BEGIN STORED RECORDS

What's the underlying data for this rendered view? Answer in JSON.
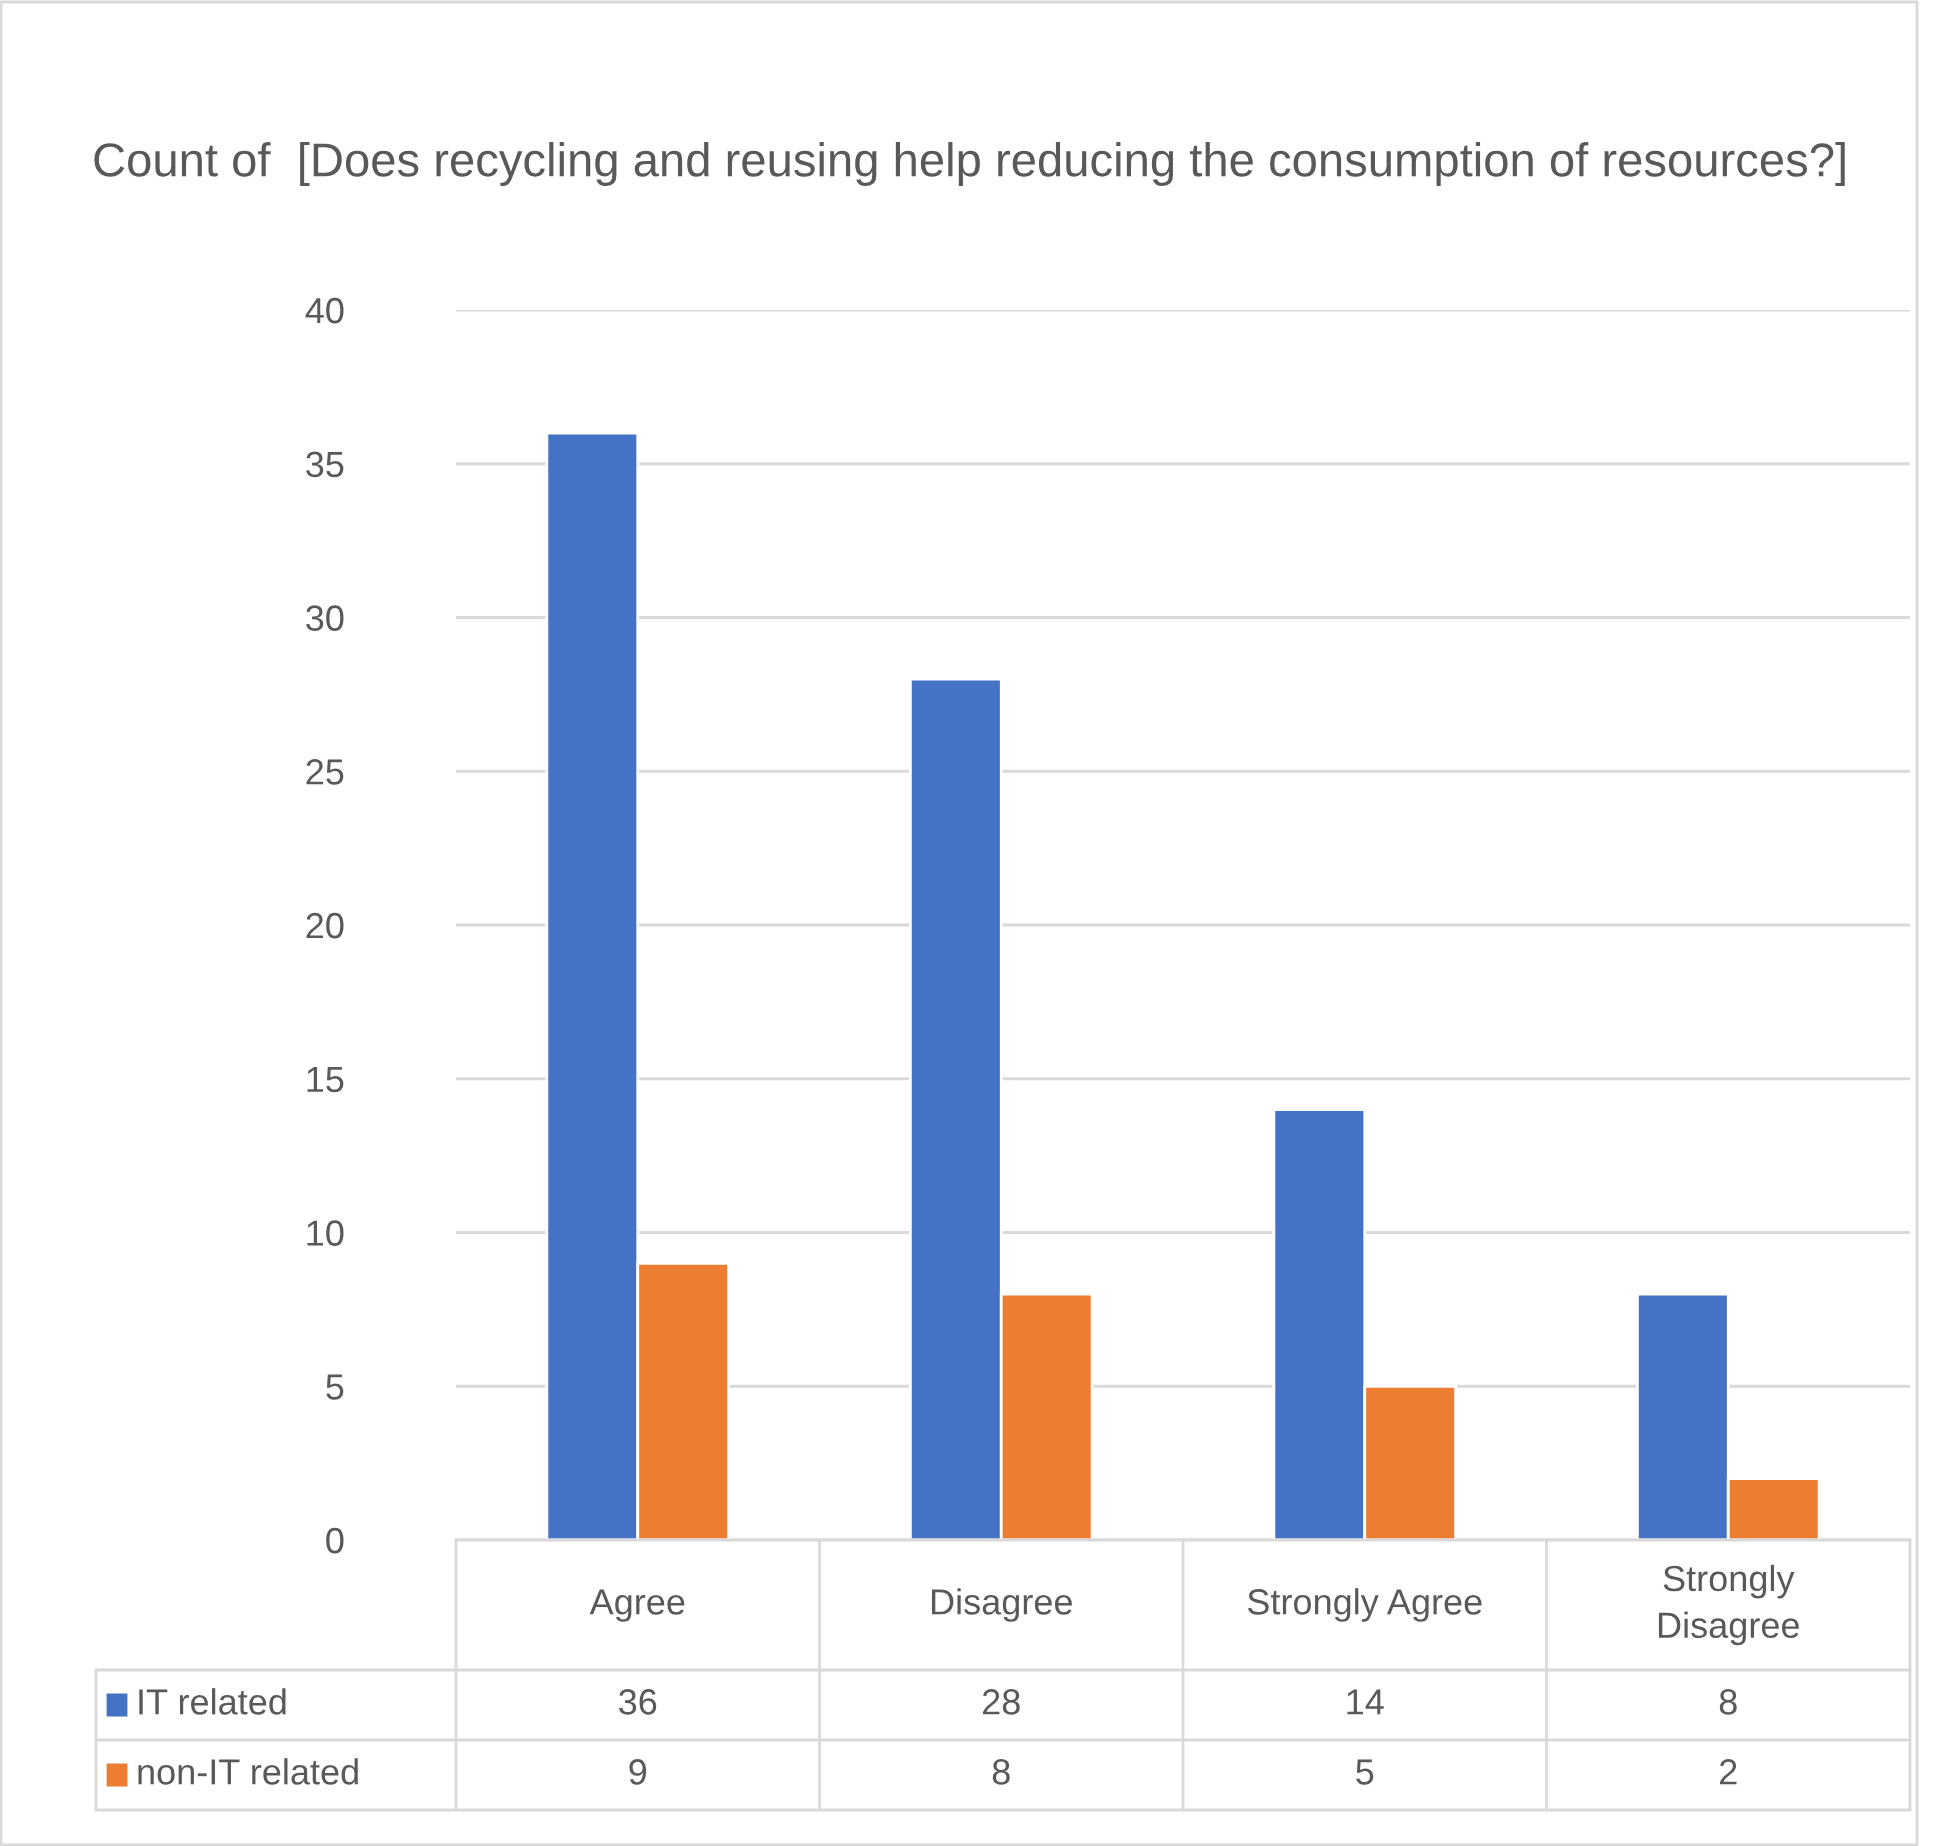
{
  "chart_data": {
    "type": "bar",
    "title": "Count of  [Does recycling and reusing help reducing the consumption of resources?]",
    "categories": [
      "Agree",
      "Disagree",
      "Strongly Agree",
      "Strongly\nDisagree"
    ],
    "series": [
      {
        "name": "IT related",
        "color": "#4472c4",
        "values": [
          36,
          28,
          14,
          8
        ]
      },
      {
        "name": "non-IT related",
        "color": "#ed7d31",
        "values": [
          9,
          8,
          5,
          2
        ]
      }
    ],
    "ylim": [
      0,
      40
    ],
    "yticks": [
      0,
      5,
      10,
      15,
      20,
      25,
      30,
      35,
      40
    ],
    "grid": "y",
    "data_labels": true,
    "legend": "bottom"
  }
}
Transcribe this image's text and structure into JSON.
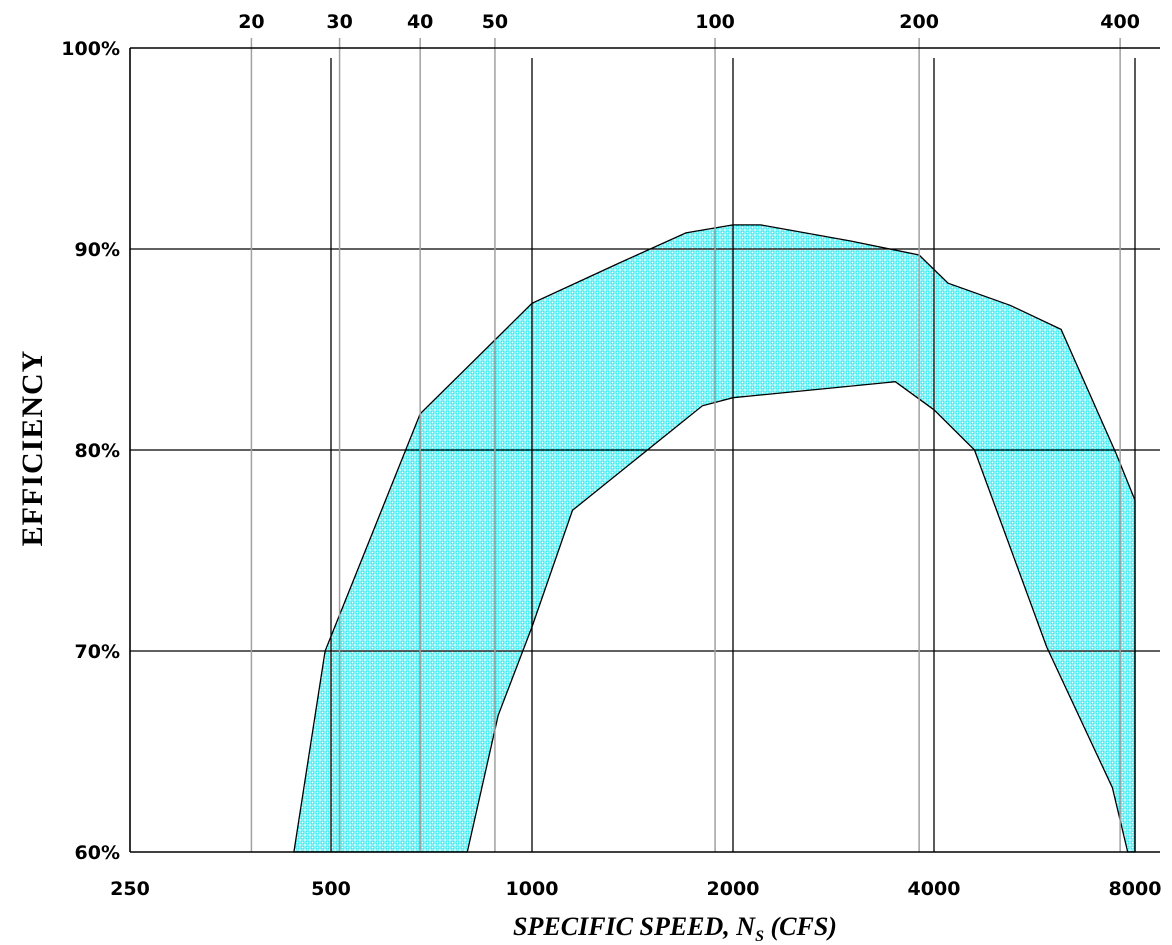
{
  "chart_data": {
    "type": "area",
    "xlabel": {
      "main": "SPECIFIC SPEED, N",
      "subscript": "S",
      "suffix": " (CFS)"
    },
    "ylabel": "EFFICIENCY",
    "x_scale": "log",
    "xlim": [
      250,
      8000
    ],
    "ylim": [
      60,
      100
    ],
    "x_ticks": [
      {
        "value": 250,
        "label": "250"
      },
      {
        "value": 500,
        "label": "500"
      },
      {
        "value": 1000,
        "label": "1000"
      },
      {
        "value": 2000,
        "label": "2000"
      },
      {
        "value": 4000,
        "label": "4000"
      },
      {
        "value": 8000,
        "label": "8000"
      }
    ],
    "y_ticks": [
      {
        "value": 60,
        "label": "60%"
      },
      {
        "value": 70,
        "label": "70%"
      },
      {
        "value": 80,
        "label": "80%"
      },
      {
        "value": 90,
        "label": "90%"
      },
      {
        "value": 100,
        "label": "100%"
      }
    ],
    "secondary_x_ticks": [
      {
        "value": 20,
        "label": "20",
        "primary_x": 380
      },
      {
        "value": 30,
        "label": "30",
        "primary_x": 515
      },
      {
        "value": 40,
        "label": "40",
        "primary_x": 680
      },
      {
        "value": 50,
        "label": "50",
        "primary_x": 880
      },
      {
        "value": 100,
        "label": "100",
        "primary_x": 1880
      },
      {
        "value": 200,
        "label": "200",
        "primary_x": 3800
      },
      {
        "value": 400,
        "label": "400",
        "primary_x": 7600
      }
    ],
    "grid": true,
    "fill_color": "#00e5ee",
    "band": {
      "upper": [
        [
          440,
          60
        ],
        [
          490,
          70
        ],
        [
          680,
          81.8
        ],
        [
          1000,
          87.3
        ],
        [
          1350,
          89.3
        ],
        [
          1700,
          90.8
        ],
        [
          2000,
          91.2
        ],
        [
          2200,
          91.2
        ],
        [
          3000,
          90.4
        ],
        [
          3800,
          89.7
        ],
        [
          4200,
          88.3
        ],
        [
          5200,
          87.2
        ],
        [
          6200,
          86.0
        ],
        [
          7500,
          79.8
        ],
        [
          8000,
          77.5
        ],
        [
          8000,
          60
        ]
      ],
      "lower": [
        [
          800,
          60
        ],
        [
          890,
          66.8
        ],
        [
          1000,
          71.2
        ],
        [
          1150,
          77.0
        ],
        [
          1800,
          82.2
        ],
        [
          2000,
          82.6
        ],
        [
          3500,
          83.4
        ],
        [
          4000,
          82.0
        ],
        [
          4600,
          80.0
        ],
        [
          5900,
          70.2
        ],
        [
          7400,
          63.2
        ],
        [
          7800,
          60
        ]
      ]
    }
  }
}
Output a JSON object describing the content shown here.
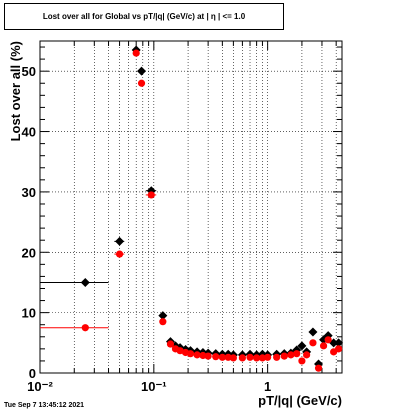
{
  "chart_data": {
    "type": "scatter",
    "title": "Lost over all for Global vs pT/|q| (GeV/c) at |  η | <= 1.0",
    "xlabel": "pT/|q| (GeV/c)",
    "ylabel": "Lost over all (%)",
    "xscale": "log",
    "xlim": [
      0.01,
      4.5
    ],
    "ylim": [
      0,
      55
    ],
    "x_tick_labels": [
      "10⁻²",
      "10⁻¹",
      "1"
    ],
    "x_tick_values": [
      0.01,
      0.1,
      1
    ],
    "y_tick_values": [
      0,
      10,
      20,
      30,
      40,
      50
    ],
    "grid": true,
    "legend": "none",
    "series_colors": [
      "#000000",
      "#ff0000"
    ],
    "series": [
      {
        "marker": "diamond",
        "color": "#000000",
        "points": [
          {
            "x": 0.025,
            "y": 15.0,
            "xlo": 0.01,
            "xhi": 0.04
          },
          {
            "x": 0.05,
            "y": 21.8,
            "xlo": 0.045,
            "xhi": 0.055
          },
          {
            "x": 0.07,
            "y": 53.5
          },
          {
            "x": 0.078,
            "y": 50.0
          },
          {
            "x": 0.095,
            "y": 30.2,
            "xlo": 0.085,
            "xhi": 0.105
          },
          {
            "x": 0.12,
            "y": 9.5
          },
          {
            "x": 0.14,
            "y": 5.2
          },
          {
            "x": 0.155,
            "y": 4.5
          },
          {
            "x": 0.17,
            "y": 4.2
          },
          {
            "x": 0.19,
            "y": 3.9
          },
          {
            "x": 0.21,
            "y": 3.7
          },
          {
            "x": 0.24,
            "y": 3.5
          },
          {
            "x": 0.27,
            "y": 3.4
          },
          {
            "x": 0.3,
            "y": 3.3
          },
          {
            "x": 0.35,
            "y": 3.2
          },
          {
            "x": 0.4,
            "y": 3.1
          },
          {
            "x": 0.45,
            "y": 3.1
          },
          {
            "x": 0.5,
            "y": 3.0
          },
          {
            "x": 0.6,
            "y": 3.0
          },
          {
            "x": 0.7,
            "y": 3.1
          },
          {
            "x": 0.8,
            "y": 3.0
          },
          {
            "x": 0.9,
            "y": 3.1
          },
          {
            "x": 1.0,
            "y": 3.0
          },
          {
            "x": 1.2,
            "y": 3.1
          },
          {
            "x": 1.4,
            "y": 3.2
          },
          {
            "x": 1.6,
            "y": 3.3
          },
          {
            "x": 1.8,
            "y": 3.8
          },
          {
            "x": 2.0,
            "y": 4.5
          },
          {
            "x": 2.2,
            "y": 3.5
          },
          {
            "x": 2.5,
            "y": 6.8
          },
          {
            "x": 2.8,
            "y": 1.5
          },
          {
            "x": 3.1,
            "y": 5.5
          },
          {
            "x": 3.4,
            "y": 6.2
          },
          {
            "x": 3.8,
            "y": 5.0
          },
          {
            "x": 4.2,
            "y": 5.0
          }
        ]
      },
      {
        "marker": "circle",
        "color": "#ff0000",
        "points": [
          {
            "x": 0.025,
            "y": 7.5,
            "xlo": 0.01,
            "xhi": 0.04
          },
          {
            "x": 0.05,
            "y": 19.7,
            "xlo": 0.045,
            "xhi": 0.055
          },
          {
            "x": 0.07,
            "y": 53.0
          },
          {
            "x": 0.078,
            "y": 48.0
          },
          {
            "x": 0.095,
            "y": 29.5,
            "xlo": 0.085,
            "xhi": 0.105
          },
          {
            "x": 0.12,
            "y": 8.5
          },
          {
            "x": 0.14,
            "y": 4.8
          },
          {
            "x": 0.155,
            "y": 4.0
          },
          {
            "x": 0.17,
            "y": 3.7
          },
          {
            "x": 0.19,
            "y": 3.4
          },
          {
            "x": 0.21,
            "y": 3.2
          },
          {
            "x": 0.24,
            "y": 3.0
          },
          {
            "x": 0.27,
            "y": 2.9
          },
          {
            "x": 0.3,
            "y": 2.8
          },
          {
            "x": 0.35,
            "y": 2.7
          },
          {
            "x": 0.4,
            "y": 2.6
          },
          {
            "x": 0.45,
            "y": 2.6
          },
          {
            "x": 0.5,
            "y": 2.5
          },
          {
            "x": 0.6,
            "y": 2.5
          },
          {
            "x": 0.7,
            "y": 2.6
          },
          {
            "x": 0.8,
            "y": 2.5
          },
          {
            "x": 0.9,
            "y": 2.5
          },
          {
            "x": 1.0,
            "y": 2.6
          },
          {
            "x": 1.2,
            "y": 2.6
          },
          {
            "x": 1.4,
            "y": 2.8
          },
          {
            "x": 1.6,
            "y": 3.0
          },
          {
            "x": 1.8,
            "y": 3.2
          },
          {
            "x": 2.0,
            "y": 2.0
          },
          {
            "x": 2.2,
            "y": 3.0
          },
          {
            "x": 2.5,
            "y": 5.0
          },
          {
            "x": 2.8,
            "y": 0.8
          },
          {
            "x": 3.1,
            "y": 4.5
          },
          {
            "x": 3.4,
            "y": 5.5
          },
          {
            "x": 3.8,
            "y": 3.5
          },
          {
            "x": 4.2,
            "y": 4.0
          }
        ]
      }
    ]
  },
  "footer": {
    "timestamp": "Tue Sep  7 13:45:12 2021"
  }
}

END STORED RECORDS

Look through the entries above and report the number of lines that contain "over". Write only the number.

2